* [Records for this task]:
— Start —
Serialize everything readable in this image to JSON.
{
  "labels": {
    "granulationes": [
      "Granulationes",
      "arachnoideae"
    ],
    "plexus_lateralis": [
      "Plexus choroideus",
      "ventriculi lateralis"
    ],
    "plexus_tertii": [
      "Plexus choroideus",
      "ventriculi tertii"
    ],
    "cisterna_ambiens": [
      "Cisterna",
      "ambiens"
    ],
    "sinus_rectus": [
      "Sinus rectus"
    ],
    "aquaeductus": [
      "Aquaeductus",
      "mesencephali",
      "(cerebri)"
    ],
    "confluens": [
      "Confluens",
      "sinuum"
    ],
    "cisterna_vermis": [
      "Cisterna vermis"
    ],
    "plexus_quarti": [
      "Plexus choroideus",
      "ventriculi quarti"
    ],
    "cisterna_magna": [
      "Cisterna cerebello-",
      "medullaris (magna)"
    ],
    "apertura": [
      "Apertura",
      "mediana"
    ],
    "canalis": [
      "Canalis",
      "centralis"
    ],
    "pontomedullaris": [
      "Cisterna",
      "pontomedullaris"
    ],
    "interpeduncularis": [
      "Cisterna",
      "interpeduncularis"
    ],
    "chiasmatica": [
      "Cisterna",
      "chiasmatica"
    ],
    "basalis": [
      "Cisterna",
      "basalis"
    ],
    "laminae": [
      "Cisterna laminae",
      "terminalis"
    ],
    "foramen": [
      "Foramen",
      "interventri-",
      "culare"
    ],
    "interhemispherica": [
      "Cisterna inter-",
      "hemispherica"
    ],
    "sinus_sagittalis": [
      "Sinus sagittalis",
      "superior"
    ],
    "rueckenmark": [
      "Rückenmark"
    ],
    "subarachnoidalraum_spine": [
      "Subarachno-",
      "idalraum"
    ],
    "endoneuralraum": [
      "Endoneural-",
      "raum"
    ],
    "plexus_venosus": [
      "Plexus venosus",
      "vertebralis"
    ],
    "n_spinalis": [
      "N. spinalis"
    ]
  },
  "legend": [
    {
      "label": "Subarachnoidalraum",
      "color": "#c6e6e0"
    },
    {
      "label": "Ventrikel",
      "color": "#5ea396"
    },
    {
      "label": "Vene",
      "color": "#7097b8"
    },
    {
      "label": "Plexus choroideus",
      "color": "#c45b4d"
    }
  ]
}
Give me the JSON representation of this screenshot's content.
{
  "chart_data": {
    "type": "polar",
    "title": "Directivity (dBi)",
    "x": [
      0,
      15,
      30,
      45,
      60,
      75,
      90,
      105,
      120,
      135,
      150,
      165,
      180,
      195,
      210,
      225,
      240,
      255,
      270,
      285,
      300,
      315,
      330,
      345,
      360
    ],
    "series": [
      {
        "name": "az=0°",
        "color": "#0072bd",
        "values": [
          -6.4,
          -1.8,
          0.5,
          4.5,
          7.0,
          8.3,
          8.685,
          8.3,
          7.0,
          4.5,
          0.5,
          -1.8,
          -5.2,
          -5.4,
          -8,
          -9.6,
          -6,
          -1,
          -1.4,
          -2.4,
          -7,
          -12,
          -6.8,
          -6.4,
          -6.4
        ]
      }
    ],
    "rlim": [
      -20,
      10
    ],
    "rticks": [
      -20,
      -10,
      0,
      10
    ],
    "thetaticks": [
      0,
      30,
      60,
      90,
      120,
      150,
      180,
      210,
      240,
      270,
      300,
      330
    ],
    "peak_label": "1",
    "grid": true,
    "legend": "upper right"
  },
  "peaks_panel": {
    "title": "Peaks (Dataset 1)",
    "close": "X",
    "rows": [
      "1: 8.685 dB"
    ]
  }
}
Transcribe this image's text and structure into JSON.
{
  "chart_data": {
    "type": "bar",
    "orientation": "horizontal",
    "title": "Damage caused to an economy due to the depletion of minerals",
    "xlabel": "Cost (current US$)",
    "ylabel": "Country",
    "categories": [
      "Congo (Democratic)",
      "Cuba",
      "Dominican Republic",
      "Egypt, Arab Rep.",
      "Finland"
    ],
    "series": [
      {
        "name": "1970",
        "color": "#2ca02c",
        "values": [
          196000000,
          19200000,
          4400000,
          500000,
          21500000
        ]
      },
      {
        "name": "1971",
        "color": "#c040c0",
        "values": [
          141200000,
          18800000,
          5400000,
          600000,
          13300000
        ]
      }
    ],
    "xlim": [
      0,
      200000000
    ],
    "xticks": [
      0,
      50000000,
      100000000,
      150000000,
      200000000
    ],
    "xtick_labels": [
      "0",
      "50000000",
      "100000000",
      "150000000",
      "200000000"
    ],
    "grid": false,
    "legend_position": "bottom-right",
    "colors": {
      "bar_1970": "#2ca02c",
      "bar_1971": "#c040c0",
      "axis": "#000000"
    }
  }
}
— End —
* [What you need to do]: Print the material verbatim, all of it.

* [Solution for this exercise]:
Serialize everything readable in this image to JSON.
{
  "labels": {
    "granulationes": [
      "Granulationes",
      "arachnoideae"
    ],
    "plexus_lateralis": [
      "Plexus choroideus",
      "ventriculi lateralis"
    ],
    "plexus_tertii": [
      "Plexus choroideus",
      "ventriculi tertii"
    ],
    "cisterna_ambiens": [
      "Cisterna",
      "ambiens"
    ],
    "sinus_rectus": [
      "Sinus rectus"
    ],
    "aquaeductus": [
      "Aquaeductus",
      "mesencephali",
      "(cerebri)"
    ],
    "confluens": [
      "Confluens",
      "sinuum"
    ],
    "cisterna_vermis": [
      "Cisterna vermis"
    ],
    "plexus_quarti": [
      "Plexus choroideus",
      "ventriculi quarti"
    ],
    "cisterna_magna": [
      "Cisterna cerebello-",
      "medullaris (magna)"
    ],
    "apertura": [
      "Apertura",
      "mediana"
    ],
    "canalis": [
      "Canalis",
      "centralis"
    ],
    "pontomedullaris": [
      "Cisterna",
      "pontomedullaris"
    ],
    "interpeduncularis": [
      "Cisterna",
      "interpeduncularis"
    ],
    "chiasmatica": [
      "Cisterna",
      "chiasmatica"
    ],
    "basalis": [
      "Cisterna",
      "basalis"
    ],
    "laminae": [
      "Cisterna laminae",
      "terminalis"
    ],
    "foramen": [
      "Foramen",
      "interventri-",
      "culare"
    ],
    "interhemispherica": [
      "Cisterna inter-",
      "hemispherica"
    ],
    "sinus_sagittalis": [
      "Sinus sagittalis",
      "superior"
    ],
    "rueckenmark": [
      "Rückenmark"
    ],
    "subarachnoidalraum_spine": [
      "Subarachno-",
      "idalraum"
    ],
    "endoneuralraum": [
      "Endoneural-",
      "raum"
    ],
    "plexus_venosus": [
      "Plexus venosus",
      "vertebralis"
    ],
    "n_spinalis": [
      "N. spinalis"
    ]
  },
  "legend": [
    {
      "label": "Subarachnoidalraum",
      "color": "#c6e6e0"
    },
    {
      "label": "Ventrikel",
      "color": "#5ea396"
    },
    {
      "label": "Vene",
      "color": "#7097b8"
    },
    {
      "label": "Plexus choroideus",
      "color": "#c45b4d"
    }
  ]
}
Give me the JSON representation of this screenshot's content.
{
  "chart_data": {
    "type": "polar",
    "title": "Directivity (dBi)",
    "x": [
      0,
      15,
      30,
      45,
      60,
      75,
      90,
      105,
      120,
      135,
      150,
      165,
      180,
      195,
      210,
      225,
      240,
      255,
      270,
      285,
      300,
      315,
      330,
      345,
      360
    ],
    "series": [
      {
        "name": "az=0°",
        "color": "#0072bd",
        "values": [
          -6.4,
          -1.8,
          0.5,
          4.5,
          7.0,
          8.3,
          8.685,
          8.3,
          7.0,
          4.5,
          0.5,
          -1.8,
          -5.2,
          -5.4,
          -8,
          -9.6,
          -6,
          -1,
          -1.4,
          -2.4,
          -7,
          -12,
          -6.8,
          -6.4,
          -6.4
        ]
      }
    ],
    "rlim": [
      -20,
      10
    ],
    "rticks": [
      -20,
      -10,
      0,
      10
    ],
    "thetaticks": [
      0,
      30,
      60,
      90,
      120,
      150,
      180,
      210,
      240,
      270,
      300,
      330
    ],
    "peak_label": "1",
    "grid": true,
    "legend": "upper right"
  },
  "peaks_panel": {
    "title": "Peaks (Dataset 1)",
    "close": "X",
    "rows": [
      "1: 8.685 dB"
    ]
  }
}
Transcribe this image's text and structure into JSON.
{
  "chart_data": {
    "type": "bar",
    "orientation": "horizontal",
    "title": "Damage caused to an economy due to the depletion of minerals",
    "xlabel": "Cost (current US$)",
    "ylabel": "Country",
    "categories": [
      "Congo (Democratic)",
      "Cuba",
      "Dominican Republic",
      "Egypt, Arab Rep.",
      "Finland"
    ],
    "series": [
      {
        "name": "1970",
        "color": "#2ca02c",
        "values": [
          196000000,
          19200000,
          4400000,
          500000,
          21500000
        ]
      },
      {
        "name": "1971",
        "color": "#c040c0",
        "values": [
          141200000,
          18800000,
          5400000,
          600000,
          13300000
        ]
      }
    ],
    "xlim": [
      0,
      200000000
    ],
    "xticks": [
      0,
      50000000,
      100000000,
      150000000,
      200000000
    ],
    "xtick_labels": [
      "0",
      "50000000",
      "100000000",
      "150000000",
      "200000000"
    ],
    "grid": false,
    "legend_position": "bottom-right",
    "colors": {
      "bar_1970": "#2ca02c",
      "bar_1971": "#c040c0",
      "axis": "#000000"
    }
  }
}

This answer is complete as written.